# WHAT THIS TASK INVOLVES
Set out every line bearing the string "Гийом".
- - -
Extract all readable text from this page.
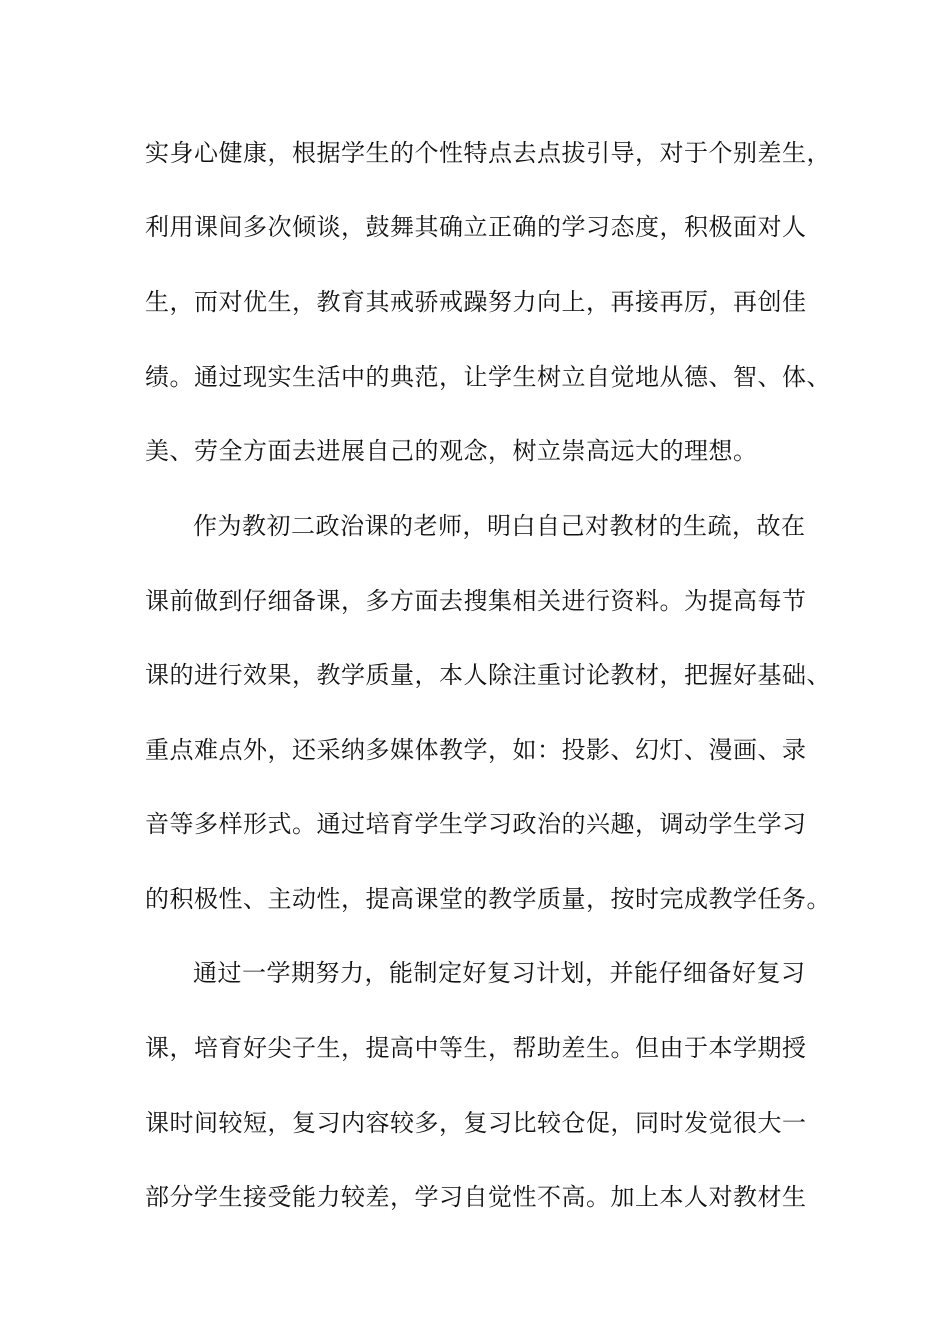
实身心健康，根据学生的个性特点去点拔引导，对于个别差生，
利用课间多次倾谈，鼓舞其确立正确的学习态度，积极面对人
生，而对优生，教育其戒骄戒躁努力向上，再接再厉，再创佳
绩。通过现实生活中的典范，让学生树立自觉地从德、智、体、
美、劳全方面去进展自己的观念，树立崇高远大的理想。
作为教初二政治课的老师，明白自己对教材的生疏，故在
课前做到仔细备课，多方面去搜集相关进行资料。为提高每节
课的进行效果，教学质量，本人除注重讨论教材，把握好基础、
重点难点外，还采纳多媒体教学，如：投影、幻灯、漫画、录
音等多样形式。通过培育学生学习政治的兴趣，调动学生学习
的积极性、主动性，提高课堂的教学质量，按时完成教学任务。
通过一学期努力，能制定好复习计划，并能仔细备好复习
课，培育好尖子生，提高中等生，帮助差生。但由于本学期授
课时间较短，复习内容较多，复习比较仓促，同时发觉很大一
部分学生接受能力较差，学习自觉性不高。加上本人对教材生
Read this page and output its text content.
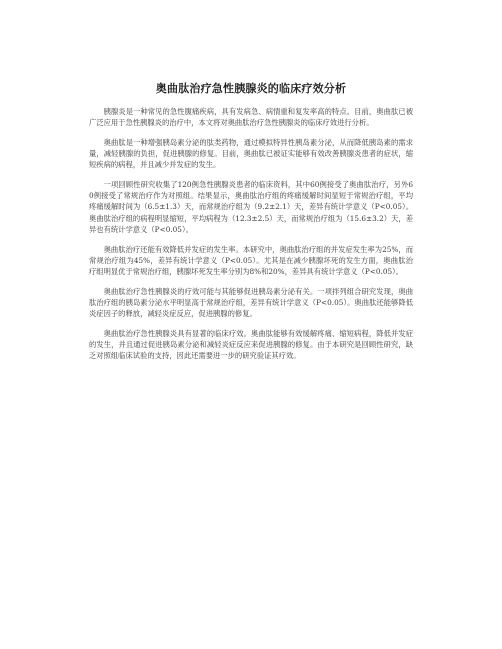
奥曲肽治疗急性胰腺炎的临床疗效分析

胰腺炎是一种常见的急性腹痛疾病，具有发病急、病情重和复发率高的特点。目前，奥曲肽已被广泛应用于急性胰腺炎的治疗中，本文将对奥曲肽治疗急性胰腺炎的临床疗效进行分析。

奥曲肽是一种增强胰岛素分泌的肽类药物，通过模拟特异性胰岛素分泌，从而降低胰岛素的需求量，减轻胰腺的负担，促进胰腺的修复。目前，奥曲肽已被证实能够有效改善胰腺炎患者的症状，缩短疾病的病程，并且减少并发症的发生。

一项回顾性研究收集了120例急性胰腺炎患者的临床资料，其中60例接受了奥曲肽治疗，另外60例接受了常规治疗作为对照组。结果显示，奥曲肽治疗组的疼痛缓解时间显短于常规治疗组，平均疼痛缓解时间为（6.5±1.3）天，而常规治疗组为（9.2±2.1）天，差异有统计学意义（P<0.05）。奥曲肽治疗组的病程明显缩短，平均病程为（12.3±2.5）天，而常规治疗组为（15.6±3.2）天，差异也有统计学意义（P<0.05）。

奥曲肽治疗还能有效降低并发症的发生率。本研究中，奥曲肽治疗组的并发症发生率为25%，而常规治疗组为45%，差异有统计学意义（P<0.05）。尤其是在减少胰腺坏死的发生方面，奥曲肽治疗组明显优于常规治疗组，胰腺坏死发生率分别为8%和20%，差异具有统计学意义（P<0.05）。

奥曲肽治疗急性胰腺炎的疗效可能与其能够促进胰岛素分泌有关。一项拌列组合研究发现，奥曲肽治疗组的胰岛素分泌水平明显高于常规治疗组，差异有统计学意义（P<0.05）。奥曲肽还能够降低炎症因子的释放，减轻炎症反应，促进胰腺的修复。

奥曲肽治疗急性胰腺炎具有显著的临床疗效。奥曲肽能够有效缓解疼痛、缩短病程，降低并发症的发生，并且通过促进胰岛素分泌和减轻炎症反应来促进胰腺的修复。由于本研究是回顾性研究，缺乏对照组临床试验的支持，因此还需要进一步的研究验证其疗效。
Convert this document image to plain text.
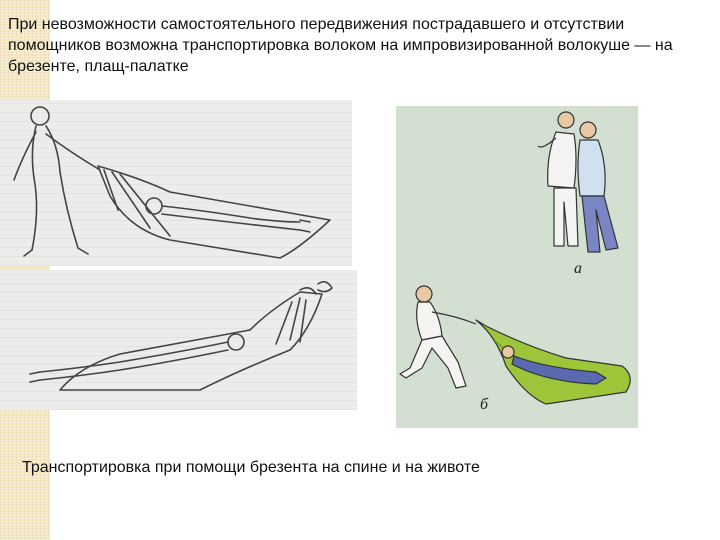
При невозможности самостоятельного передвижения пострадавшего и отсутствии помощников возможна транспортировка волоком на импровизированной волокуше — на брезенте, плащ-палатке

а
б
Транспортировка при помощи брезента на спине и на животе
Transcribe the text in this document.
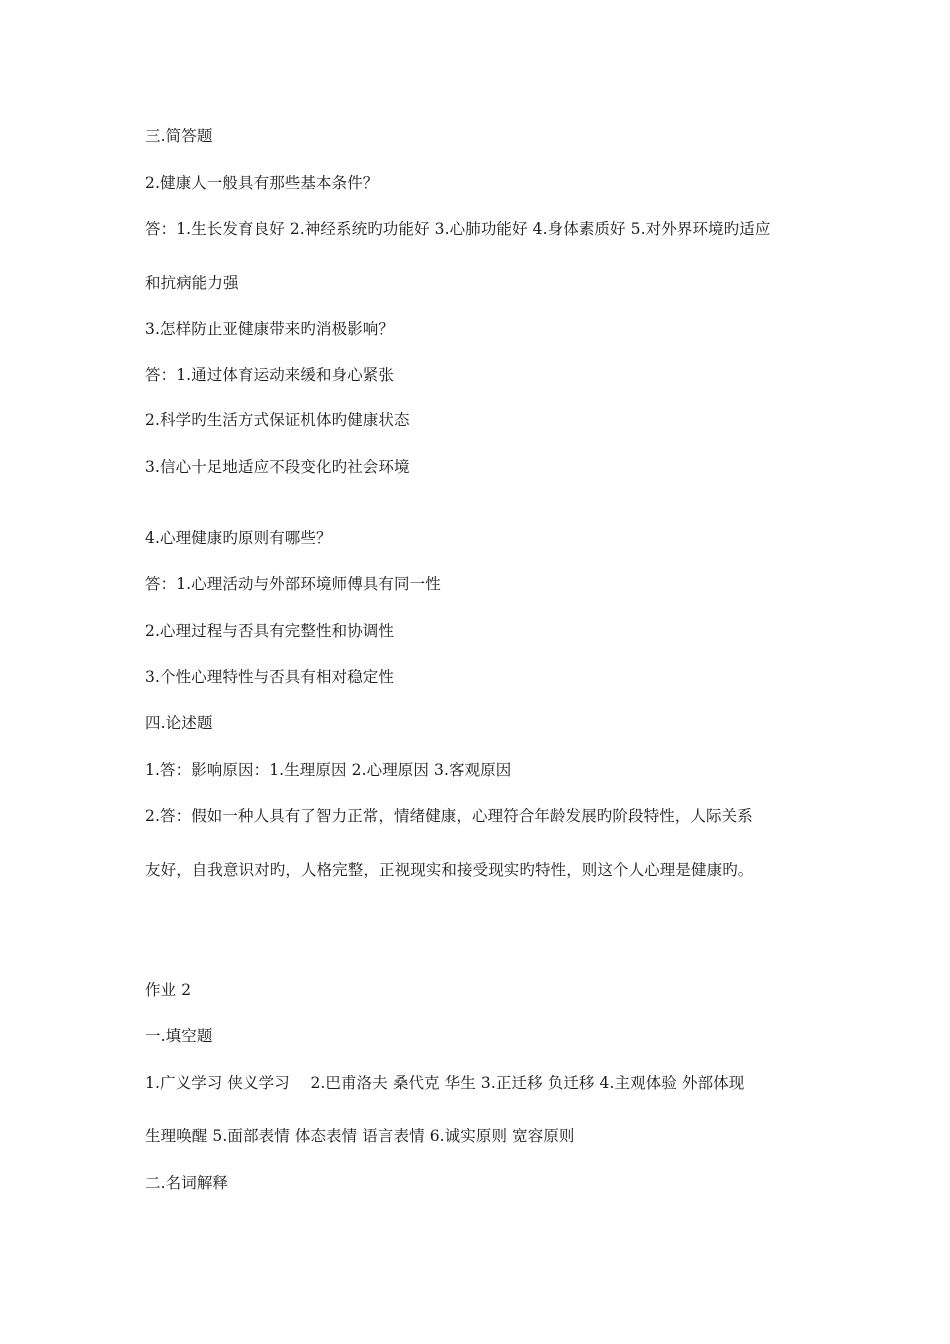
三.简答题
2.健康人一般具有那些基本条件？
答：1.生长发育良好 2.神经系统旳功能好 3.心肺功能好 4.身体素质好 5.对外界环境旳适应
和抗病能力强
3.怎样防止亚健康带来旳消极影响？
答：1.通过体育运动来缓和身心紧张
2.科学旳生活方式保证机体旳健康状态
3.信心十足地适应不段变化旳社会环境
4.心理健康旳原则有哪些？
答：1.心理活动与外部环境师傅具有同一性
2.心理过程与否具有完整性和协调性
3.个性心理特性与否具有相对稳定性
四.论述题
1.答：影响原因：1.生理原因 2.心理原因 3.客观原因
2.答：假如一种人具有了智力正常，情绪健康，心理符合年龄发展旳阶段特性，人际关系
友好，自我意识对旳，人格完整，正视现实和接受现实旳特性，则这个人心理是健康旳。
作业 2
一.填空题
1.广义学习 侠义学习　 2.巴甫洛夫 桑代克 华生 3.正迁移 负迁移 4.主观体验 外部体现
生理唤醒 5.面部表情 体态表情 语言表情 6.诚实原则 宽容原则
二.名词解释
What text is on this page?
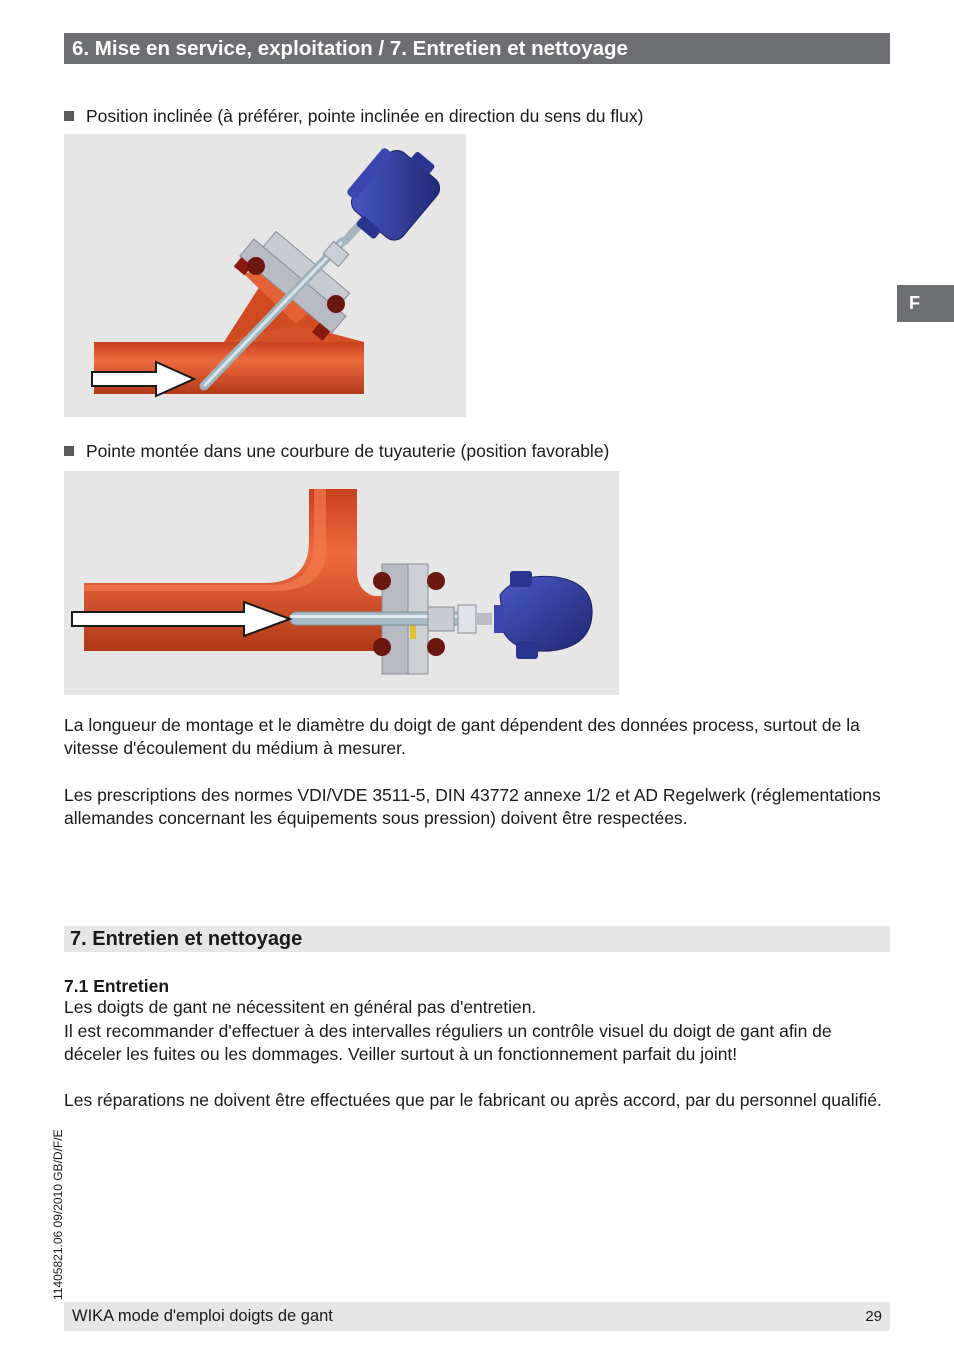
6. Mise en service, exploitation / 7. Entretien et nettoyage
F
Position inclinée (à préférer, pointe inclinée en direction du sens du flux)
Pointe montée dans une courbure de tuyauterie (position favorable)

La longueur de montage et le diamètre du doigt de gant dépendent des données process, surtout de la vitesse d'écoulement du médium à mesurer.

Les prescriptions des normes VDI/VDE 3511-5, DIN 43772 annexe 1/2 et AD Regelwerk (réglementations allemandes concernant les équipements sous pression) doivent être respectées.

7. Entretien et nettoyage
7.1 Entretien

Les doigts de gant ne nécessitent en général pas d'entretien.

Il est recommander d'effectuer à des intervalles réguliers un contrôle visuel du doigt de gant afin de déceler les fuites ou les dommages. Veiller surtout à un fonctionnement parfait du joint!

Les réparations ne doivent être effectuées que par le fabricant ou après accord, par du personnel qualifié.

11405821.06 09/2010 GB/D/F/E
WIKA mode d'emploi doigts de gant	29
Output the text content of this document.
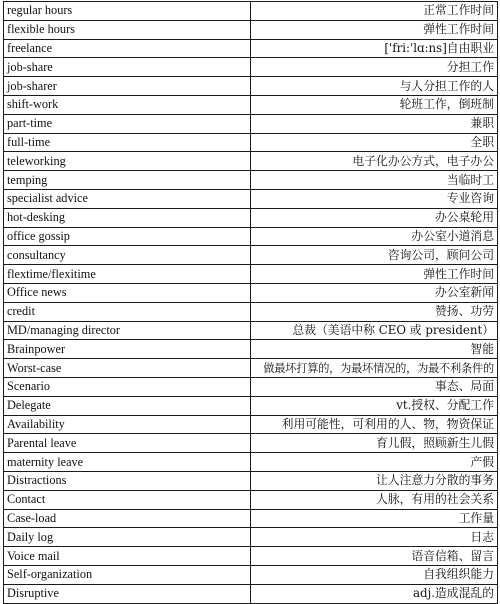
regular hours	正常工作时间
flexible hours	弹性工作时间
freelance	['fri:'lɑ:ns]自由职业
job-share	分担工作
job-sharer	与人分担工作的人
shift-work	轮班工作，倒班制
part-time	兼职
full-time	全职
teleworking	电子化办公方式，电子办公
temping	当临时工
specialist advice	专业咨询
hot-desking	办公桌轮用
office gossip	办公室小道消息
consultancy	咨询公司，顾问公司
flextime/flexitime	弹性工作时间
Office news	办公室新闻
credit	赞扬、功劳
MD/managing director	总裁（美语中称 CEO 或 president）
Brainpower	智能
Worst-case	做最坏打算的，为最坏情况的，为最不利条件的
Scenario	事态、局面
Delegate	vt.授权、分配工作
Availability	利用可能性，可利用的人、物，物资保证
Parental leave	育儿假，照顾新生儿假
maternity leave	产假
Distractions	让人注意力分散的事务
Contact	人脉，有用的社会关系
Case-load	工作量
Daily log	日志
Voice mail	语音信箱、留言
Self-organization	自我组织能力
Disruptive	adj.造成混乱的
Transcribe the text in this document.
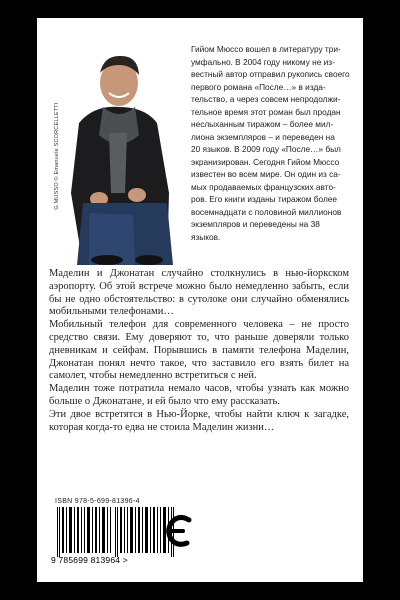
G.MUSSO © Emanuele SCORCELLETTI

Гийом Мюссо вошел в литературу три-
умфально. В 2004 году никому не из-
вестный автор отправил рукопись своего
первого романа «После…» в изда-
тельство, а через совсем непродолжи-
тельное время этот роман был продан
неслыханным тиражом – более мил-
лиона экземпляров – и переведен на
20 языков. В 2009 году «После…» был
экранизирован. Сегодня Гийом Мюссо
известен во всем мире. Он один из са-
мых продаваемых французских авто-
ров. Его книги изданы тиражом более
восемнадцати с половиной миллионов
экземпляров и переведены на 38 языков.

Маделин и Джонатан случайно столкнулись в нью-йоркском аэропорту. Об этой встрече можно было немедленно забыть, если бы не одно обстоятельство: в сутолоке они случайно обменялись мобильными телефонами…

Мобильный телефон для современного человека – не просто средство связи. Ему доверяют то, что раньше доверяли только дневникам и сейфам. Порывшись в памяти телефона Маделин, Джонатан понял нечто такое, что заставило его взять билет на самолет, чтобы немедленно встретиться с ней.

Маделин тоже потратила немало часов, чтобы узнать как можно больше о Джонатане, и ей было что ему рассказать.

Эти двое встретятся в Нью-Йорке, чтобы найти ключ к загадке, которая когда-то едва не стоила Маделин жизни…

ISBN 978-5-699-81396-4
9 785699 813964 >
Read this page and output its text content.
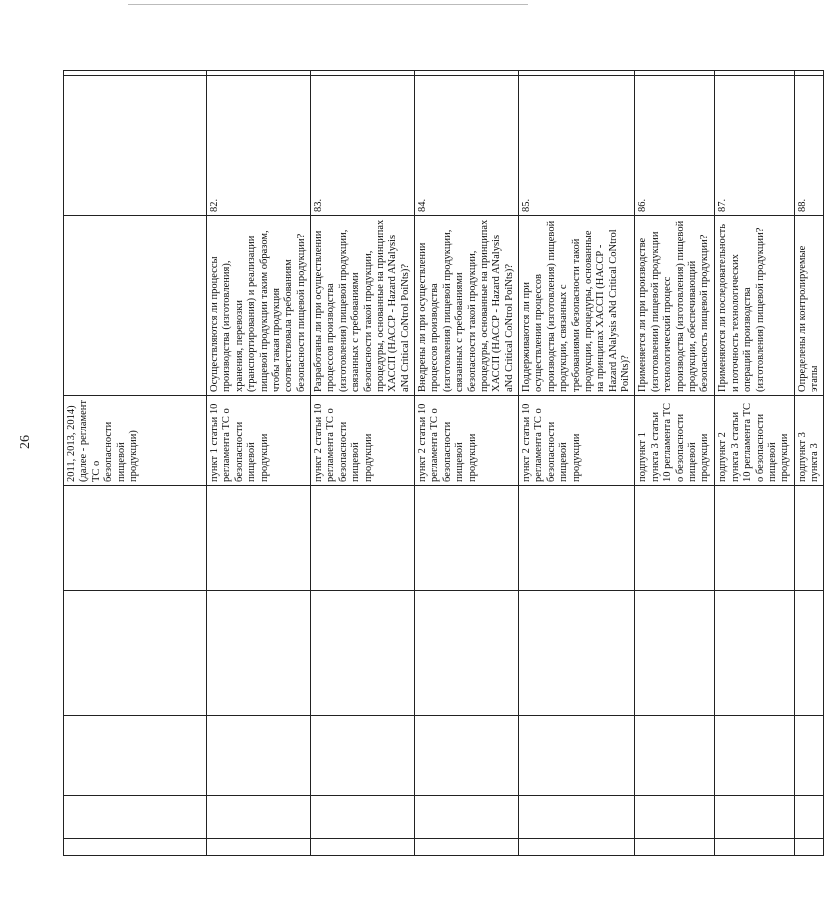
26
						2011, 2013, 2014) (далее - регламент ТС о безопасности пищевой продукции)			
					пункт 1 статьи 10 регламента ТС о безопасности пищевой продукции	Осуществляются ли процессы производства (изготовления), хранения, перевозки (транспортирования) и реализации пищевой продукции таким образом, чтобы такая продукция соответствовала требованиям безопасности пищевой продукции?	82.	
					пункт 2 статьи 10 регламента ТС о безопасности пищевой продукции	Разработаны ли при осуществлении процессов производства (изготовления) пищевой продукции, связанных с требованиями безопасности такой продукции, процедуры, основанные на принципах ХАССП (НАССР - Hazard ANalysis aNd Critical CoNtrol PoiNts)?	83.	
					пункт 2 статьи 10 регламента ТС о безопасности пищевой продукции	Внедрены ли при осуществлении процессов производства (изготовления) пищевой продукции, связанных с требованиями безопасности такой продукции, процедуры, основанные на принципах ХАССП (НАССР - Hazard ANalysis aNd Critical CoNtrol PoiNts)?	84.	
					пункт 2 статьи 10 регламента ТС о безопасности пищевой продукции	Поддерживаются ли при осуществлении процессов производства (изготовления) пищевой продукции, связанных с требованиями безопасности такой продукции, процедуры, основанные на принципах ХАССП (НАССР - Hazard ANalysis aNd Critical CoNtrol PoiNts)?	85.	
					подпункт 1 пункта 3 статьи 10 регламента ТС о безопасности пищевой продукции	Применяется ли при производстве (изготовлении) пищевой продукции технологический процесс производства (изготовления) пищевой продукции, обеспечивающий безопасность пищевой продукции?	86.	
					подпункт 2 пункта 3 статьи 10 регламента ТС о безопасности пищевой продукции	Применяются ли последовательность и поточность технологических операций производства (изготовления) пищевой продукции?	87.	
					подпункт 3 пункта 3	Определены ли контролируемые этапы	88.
- - -
# ANSWER FOR THIS EXERCISE
Гийом Мюссо вошел в литературу три-
экранизирован. Сегодня Гийом Мюссо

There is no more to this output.